_Recorded data_
********************

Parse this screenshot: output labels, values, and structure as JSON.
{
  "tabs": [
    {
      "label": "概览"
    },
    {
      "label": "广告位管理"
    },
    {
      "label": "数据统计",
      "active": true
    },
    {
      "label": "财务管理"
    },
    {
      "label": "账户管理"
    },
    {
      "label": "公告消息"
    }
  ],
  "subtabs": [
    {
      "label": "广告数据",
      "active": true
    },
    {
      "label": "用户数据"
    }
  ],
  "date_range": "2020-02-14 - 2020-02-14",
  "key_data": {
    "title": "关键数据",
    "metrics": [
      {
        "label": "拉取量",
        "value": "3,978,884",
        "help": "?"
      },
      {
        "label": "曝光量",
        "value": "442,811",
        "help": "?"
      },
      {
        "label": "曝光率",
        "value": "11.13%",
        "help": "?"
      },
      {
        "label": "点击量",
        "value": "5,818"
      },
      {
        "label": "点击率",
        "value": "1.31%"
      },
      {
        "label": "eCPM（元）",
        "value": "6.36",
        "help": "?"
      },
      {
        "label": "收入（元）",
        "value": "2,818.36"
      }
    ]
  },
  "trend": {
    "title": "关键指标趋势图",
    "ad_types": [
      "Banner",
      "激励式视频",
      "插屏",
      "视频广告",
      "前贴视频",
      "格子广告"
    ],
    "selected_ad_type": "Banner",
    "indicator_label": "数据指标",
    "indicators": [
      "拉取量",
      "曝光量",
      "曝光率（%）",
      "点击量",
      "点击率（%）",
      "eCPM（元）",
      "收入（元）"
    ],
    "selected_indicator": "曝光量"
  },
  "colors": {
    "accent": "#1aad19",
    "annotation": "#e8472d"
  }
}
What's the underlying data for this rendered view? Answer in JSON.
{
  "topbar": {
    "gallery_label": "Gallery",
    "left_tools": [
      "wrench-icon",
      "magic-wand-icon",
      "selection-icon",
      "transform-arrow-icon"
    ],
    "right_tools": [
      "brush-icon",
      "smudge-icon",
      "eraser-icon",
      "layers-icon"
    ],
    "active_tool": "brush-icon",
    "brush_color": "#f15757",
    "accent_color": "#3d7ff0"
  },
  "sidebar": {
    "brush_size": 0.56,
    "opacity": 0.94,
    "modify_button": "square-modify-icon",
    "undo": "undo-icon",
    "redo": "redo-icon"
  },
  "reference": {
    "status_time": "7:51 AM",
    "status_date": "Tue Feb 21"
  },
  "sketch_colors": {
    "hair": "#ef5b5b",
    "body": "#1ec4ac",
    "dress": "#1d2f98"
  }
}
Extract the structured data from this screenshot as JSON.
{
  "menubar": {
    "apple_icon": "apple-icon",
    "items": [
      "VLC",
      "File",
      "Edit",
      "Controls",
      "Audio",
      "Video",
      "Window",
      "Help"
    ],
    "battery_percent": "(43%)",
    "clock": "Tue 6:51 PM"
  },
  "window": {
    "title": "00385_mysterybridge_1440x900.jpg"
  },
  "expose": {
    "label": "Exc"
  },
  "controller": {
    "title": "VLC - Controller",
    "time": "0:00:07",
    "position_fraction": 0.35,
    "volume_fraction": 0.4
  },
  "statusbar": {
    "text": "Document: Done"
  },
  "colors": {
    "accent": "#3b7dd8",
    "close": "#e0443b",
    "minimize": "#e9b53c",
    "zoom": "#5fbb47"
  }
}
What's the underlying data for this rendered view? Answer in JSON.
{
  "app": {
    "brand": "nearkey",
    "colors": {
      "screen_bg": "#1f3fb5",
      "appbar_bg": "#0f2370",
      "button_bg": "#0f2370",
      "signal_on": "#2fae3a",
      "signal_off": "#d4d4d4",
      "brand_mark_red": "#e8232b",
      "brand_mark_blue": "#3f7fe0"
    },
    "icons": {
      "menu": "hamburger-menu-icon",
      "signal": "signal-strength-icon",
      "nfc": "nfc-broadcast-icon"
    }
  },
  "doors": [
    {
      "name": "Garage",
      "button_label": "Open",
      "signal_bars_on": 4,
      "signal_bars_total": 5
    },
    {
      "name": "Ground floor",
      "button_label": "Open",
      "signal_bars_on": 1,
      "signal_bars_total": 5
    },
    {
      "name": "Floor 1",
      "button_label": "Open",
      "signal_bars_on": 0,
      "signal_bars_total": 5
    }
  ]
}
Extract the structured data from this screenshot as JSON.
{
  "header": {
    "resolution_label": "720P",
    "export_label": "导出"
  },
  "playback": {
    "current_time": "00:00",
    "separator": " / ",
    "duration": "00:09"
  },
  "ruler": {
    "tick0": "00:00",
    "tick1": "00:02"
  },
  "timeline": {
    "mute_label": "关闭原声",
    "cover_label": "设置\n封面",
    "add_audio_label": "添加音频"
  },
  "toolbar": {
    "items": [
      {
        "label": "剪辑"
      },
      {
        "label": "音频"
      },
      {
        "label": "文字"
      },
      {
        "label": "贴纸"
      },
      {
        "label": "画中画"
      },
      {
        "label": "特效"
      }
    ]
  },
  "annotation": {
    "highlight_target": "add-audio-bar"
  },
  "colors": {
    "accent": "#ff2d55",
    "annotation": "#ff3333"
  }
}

********************

_Direction_
Write out the entire listing exactly.

_Output for this task_
Parse this screenshot: output labels, values, and structure as JSON.
{
  "tabs": [
    {
      "label": "概览"
    },
    {
      "label": "广告位管理"
    },
    {
      "label": "数据统计",
      "active": true
    },
    {
      "label": "财务管理"
    },
    {
      "label": "账户管理"
    },
    {
      "label": "公告消息"
    }
  ],
  "subtabs": [
    {
      "label": "广告数据",
      "active": true
    },
    {
      "label": "用户数据"
    }
  ],
  "date_range": "2020-02-14 - 2020-02-14",
  "key_data": {
    "title": "关键数据",
    "metrics": [
      {
        "label": "拉取量",
        "value": "3,978,884",
        "help": "?"
      },
      {
        "label": "曝光量",
        "value": "442,811",
        "help": "?"
      },
      {
        "label": "曝光率",
        "value": "11.13%",
        "help": "?"
      },
      {
        "label": "点击量",
        "value": "5,818"
      },
      {
        "label": "点击率",
        "value": "1.31%"
      },
      {
        "label": "eCPM（元）",
        "value": "6.36",
        "help": "?"
      },
      {
        "label": "收入（元）",
        "value": "2,818.36"
      }
    ]
  },
  "trend": {
    "title": "关键指标趋势图",
    "ad_types": [
      "Banner",
      "激励式视频",
      "插屏",
      "视频广告",
      "前贴视频",
      "格子广告"
    ],
    "selected_ad_type": "Banner",
    "indicator_label": "数据指标",
    "indicators": [
      "拉取量",
      "曝光量",
      "曝光率（%）",
      "点击量",
      "点击率（%）",
      "eCPM（元）",
      "收入（元）"
    ],
    "selected_indicator": "曝光量"
  },
  "colors": {
    "accent": "#1aad19",
    "annotation": "#e8472d"
  }
}
What's the underlying data for this rendered view? Answer in JSON.
{
  "topbar": {
    "gallery_label": "Gallery",
    "left_tools": [
      "wrench-icon",
      "magic-wand-icon",
      "selection-icon",
      "transform-arrow-icon"
    ],
    "right_tools": [
      "brush-icon",
      "smudge-icon",
      "eraser-icon",
      "layers-icon"
    ],
    "active_tool": "brush-icon",
    "brush_color": "#f15757",
    "accent_color": "#3d7ff0"
  },
  "sidebar": {
    "brush_size": 0.56,
    "opacity": 0.94,
    "modify_button": "square-modify-icon",
    "undo": "undo-icon",
    "redo": "redo-icon"
  },
  "reference": {
    "status_time": "7:51 AM",
    "status_date": "Tue Feb 21"
  },
  "sketch_colors": {
    "hair": "#ef5b5b",
    "body": "#1ec4ac",
    "dress": "#1d2f98"
  }
}
Extract the structured data from this screenshot as JSON.
{
  "menubar": {
    "apple_icon": "apple-icon",
    "items": [
      "VLC",
      "File",
      "Edit",
      "Controls",
      "Audio",
      "Video",
      "Window",
      "Help"
    ],
    "battery_percent": "(43%)",
    "clock": "Tue 6:51 PM"
  },
  "window": {
    "title": "00385_mysterybridge_1440x900.jpg"
  },
  "expose": {
    "label": "Exc"
  },
  "controller": {
    "title": "VLC - Controller",
    "time": "0:00:07",
    "position_fraction": 0.35,
    "volume_fraction": 0.4
  },
  "statusbar": {
    "text": "Document: Done"
  },
  "colors": {
    "accent": "#3b7dd8",
    "close": "#e0443b",
    "minimize": "#e9b53c",
    "zoom": "#5fbb47"
  }
}
What's the underlying data for this rendered view? Answer in JSON.
{
  "app": {
    "brand": "nearkey",
    "colors": {
      "screen_bg": "#1f3fb5",
      "appbar_bg": "#0f2370",
      "button_bg": "#0f2370",
      "signal_on": "#2fae3a",
      "signal_off": "#d4d4d4",
      "brand_mark_red": "#e8232b",
      "brand_mark_blue": "#3f7fe0"
    },
    "icons": {
      "menu": "hamburger-menu-icon",
      "signal": "signal-strength-icon",
      "nfc": "nfc-broadcast-icon"
    }
  },
  "doors": [
    {
      "name": "Garage",
      "button_label": "Open",
      "signal_bars_on": 4,
      "signal_bars_total": 5
    },
    {
      "name": "Ground floor",
      "button_label": "Open",
      "signal_bars_on": 1,
      "signal_bars_total": 5
    },
    {
      "name": "Floor 1",
      "button_label": "Open",
      "signal_bars_on": 0,
      "signal_bars_total": 5
    }
  ]
}
Extract the structured data from this screenshot as JSON.
{
  "header": {
    "resolution_label": "720P",
    "export_label": "导出"
  },
  "playback": {
    "current_time": "00:00",
    "separator": " / ",
    "duration": "00:09"
  },
  "ruler": {
    "tick0": "00:00",
    "tick1": "00:02"
  },
  "timeline": {
    "mute_label": "关闭原声",
    "cover_label": "设置\n封面",
    "add_audio_label": "添加音频"
  },
  "toolbar": {
    "items": [
      {
        "label": "剪辑"
      },
      {
        "label": "音频"
      },
      {
        "label": "文字"
      },
      {
        "label": "贴纸"
      },
      {
        "label": "画中画"
      },
      {
        "label": "特效"
      }
    ]
  },
  "annotation": {
    "highlight_target": "add-audio-bar"
  },
  "colors": {
    "accent": "#ff2d55",
    "annotation": "#ff3333"
  }
}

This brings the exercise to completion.